DIRECTIONS → Write the records out again, precisely as they stand.

RAW RECORDS →
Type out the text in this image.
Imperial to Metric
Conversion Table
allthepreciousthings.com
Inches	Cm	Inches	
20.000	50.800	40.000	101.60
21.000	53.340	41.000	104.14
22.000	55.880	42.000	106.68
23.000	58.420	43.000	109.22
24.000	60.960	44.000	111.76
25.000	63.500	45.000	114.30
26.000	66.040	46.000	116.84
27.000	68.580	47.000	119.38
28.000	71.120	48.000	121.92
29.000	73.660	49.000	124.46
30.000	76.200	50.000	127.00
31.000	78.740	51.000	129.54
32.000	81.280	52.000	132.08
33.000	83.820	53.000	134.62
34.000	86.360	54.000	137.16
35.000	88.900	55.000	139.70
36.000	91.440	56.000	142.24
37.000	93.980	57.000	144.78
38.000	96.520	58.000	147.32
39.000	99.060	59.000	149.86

EXERCISE ANSWER →
Type out the text in this image.
Imperial to Metric
Conversion Table
allthepreciousthings.com
Inches	Cm	Inches	
20.000	50.800	40.000	101.60
21.000	53.340	41.000	104.14
22.000	55.880	42.000	106.68
23.000	58.420	43.000	109.22
24.000	60.960	44.000	111.76
25.000	63.500	45.000	114.30
26.000	66.040	46.000	116.84
27.000	68.580	47.000	119.38
28.000	71.120	48.000	121.92
29.000	73.660	49.000	124.46
30.000	76.200	50.000	127.00
31.000	78.740	51.000	129.54
32.000	81.280	52.000	132.08
33.000	83.820	53.000	134.62
34.000	86.360	54.000	137.16
35.000	88.900	55.000	139.70
36.000	91.440	56.000	142.24
37.000	93.980	57.000	144.78
38.000	96.520	58.000	147.32
39.000	99.060	59.000	149.86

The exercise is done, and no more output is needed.